[START Text shown]

Re: Haskell Platform Proposal: add the 'text' library

Ian Lynagh
In reply to this post by Don Stewart-2
On Tue, Sep 07, 2010 at 08:26:36AM -0700, Donald Bruce Stewart wrote:
>
> = Proposal: Add Data.Text to the Haskell Platform =

I feel silly saying this, but as this will probably serve as an example
of the policy I'll say it anyway: I think this should be:
    Proposal: Add 'text' to the Haskell Platform

> Proposal Author: Don Stewart
> Maintainer: Bryan O'Sullivan (submitted with his approval)

> Credits
> Proposal author and package maintainer: Bryan O'Sullivan, originally by
> Tom Harper, based on ByteString? and Vector (fusion) packages.
>
> The following individuals contributed to the review process: Don
> Stewart, Johan Tibell

These two sections appear to contradict each other.

Also, the hackage page says
    Maintainer  Bryan O'Sullivan <[hidden email]>
                Tom Harper <[hidden email]>
                Duncan Coutts <[hidden email]>

> This is a proposal for the 'text' package

Should mention the version number, and link to the hackage page.

> This package provides text processing capabilities that are optimized
> for performance critical use, both in terms of large data quantities and
> high speed.

Are there other uses it is less suitable for, or are you just saying
that the code has been optimised?

If performance is important for the proposal, do you have evidence that
it performs well, or a way to check that performance has not regressed
in future releases?

> using several standard encodings

Just ASCII and UTF*, right?

Incidentally, I've just noticed some broken haddock markup for:
    I/O libraries /do not support locale-sensitive I\O
in
    http://hackage.haskell.org/packages/archive/text/0.8.0.0/doc/html/Data-Text-IO.html

> see the 'text-icu' package

Would be nice for this to link to the hackage page.

> a much larger variety of encoding functions

Why not bundle these in the text package, or also put this package in
the platform? hackage doesn't have the haddocks as I write this, but I
assume they are text-specific.

> http://hackage.haskell.org/package/text

Should link to the version-specific page.

[END Text shown]

» **Instructions**:
a) Echo the Haskell Platform proposal reply word for word, everything from "Incidentally, I've just" down to "to link to the hackage page.".
b) Carry on the Haskell Platform proposal reply, picking up right after its last line.

[START Entries supplied]

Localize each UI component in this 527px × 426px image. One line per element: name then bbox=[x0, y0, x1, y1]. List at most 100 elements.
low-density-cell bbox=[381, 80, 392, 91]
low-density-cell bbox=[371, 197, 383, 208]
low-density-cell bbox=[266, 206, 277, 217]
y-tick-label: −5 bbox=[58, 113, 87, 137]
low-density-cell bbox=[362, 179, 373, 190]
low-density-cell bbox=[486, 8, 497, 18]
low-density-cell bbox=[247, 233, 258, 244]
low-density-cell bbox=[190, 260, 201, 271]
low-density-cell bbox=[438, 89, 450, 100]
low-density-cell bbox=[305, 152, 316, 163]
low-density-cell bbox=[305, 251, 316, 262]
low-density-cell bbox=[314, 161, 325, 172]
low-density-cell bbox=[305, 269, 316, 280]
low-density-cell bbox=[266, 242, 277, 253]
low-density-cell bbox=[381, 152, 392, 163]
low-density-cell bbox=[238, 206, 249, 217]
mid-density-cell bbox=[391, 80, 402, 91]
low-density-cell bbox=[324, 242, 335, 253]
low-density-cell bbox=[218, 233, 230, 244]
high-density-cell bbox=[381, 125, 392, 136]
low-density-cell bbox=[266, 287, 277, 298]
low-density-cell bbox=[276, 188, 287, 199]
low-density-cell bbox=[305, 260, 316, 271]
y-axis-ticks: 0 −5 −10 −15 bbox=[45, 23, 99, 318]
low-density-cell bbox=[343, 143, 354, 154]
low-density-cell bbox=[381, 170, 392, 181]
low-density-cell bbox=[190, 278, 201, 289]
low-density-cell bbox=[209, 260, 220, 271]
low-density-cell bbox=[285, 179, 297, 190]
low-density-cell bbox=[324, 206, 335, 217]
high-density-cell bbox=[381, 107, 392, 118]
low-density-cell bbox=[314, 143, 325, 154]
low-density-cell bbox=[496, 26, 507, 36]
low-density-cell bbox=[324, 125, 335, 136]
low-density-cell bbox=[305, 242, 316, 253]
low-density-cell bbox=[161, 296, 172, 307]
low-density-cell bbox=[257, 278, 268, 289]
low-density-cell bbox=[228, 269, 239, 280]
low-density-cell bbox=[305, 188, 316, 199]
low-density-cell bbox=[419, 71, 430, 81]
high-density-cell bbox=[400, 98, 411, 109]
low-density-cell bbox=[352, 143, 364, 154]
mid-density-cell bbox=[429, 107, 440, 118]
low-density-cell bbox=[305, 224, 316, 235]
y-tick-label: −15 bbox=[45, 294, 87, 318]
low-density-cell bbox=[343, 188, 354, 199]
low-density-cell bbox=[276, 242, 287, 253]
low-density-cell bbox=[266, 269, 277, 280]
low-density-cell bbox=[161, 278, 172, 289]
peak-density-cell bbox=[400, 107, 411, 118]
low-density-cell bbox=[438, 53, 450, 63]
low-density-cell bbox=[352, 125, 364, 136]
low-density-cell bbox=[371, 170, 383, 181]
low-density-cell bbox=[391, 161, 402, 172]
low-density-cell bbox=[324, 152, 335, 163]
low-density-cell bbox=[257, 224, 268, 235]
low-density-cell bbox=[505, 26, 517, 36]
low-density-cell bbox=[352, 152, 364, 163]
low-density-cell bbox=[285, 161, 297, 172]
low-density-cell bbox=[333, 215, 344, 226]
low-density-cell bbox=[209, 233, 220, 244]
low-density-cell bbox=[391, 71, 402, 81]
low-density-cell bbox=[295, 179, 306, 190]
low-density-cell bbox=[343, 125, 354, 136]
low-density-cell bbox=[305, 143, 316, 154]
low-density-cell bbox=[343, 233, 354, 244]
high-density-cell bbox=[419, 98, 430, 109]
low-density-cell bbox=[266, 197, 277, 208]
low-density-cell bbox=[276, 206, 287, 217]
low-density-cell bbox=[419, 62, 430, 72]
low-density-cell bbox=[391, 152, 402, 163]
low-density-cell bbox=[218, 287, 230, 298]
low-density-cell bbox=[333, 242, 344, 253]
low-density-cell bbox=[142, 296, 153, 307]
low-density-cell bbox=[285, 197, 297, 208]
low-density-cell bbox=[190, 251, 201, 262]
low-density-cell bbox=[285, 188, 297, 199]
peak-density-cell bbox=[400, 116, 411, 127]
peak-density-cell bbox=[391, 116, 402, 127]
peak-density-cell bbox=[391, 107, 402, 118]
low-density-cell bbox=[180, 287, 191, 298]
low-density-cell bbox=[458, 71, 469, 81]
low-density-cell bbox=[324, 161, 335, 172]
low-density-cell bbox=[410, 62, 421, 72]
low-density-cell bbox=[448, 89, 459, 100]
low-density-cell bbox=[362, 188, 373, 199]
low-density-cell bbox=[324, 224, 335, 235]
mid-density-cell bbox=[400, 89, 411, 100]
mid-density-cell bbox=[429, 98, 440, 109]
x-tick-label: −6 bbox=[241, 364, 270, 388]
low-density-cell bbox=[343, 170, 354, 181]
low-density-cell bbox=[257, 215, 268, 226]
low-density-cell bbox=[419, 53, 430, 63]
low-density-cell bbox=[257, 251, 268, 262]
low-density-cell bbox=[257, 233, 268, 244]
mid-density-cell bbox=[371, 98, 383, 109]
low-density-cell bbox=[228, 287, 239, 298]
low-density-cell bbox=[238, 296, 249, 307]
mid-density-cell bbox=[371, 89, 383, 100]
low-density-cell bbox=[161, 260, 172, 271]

[END Entries supplied]

» **Responses by task**:
a)
Incidentally, I've just noticed some broken haddock markup for:
    I/O libraries /do not support locale-sensitive I\O
in
    http://hackage.haskell.org/packages/archive/text/0.8.0.0/doc/html/Data-Text-IO.html

> see the 'text-icu' package

Would be nice for this to link to the hackage page.

b)
This item of "Proposal content" on AddingPackages doesn't seem to be
covered:
    For library packages, an example of how the API is intended to be
    used should be given.



This is really a comment on the process rather than your proposal, but
    After a proposal is accepted (or conditionally accepted) the
    proposal must remain on the wiki.
and
    An explicit checklist of the package requirements below is not
    required. The proposal should state however that all the
    requirements are met
seem incompatible to me, as your
    All package requirements are met.
comment will become out of date as the requirement list evolves.


On
    http://hackage.haskell.org/packages/archive/text/0.8.0.0/doc/html/Data-Text.html
a number of haddocks say
    Subject to fusion.
but I can't see an explanation for the new user of what this means or
why they should care. Also, what it not be better to say
    Warning: Not subject to fusion.
for the handful that aren't? Currently it's hard to notice.


In
    http://hackage.haskell.org/packages/archive/text/0.8.0.0/doc/html/Data-Text-Encoding-Error.html
I would expect lenientDecode etc to use the On{En,De}codeError type
synonyms defined above.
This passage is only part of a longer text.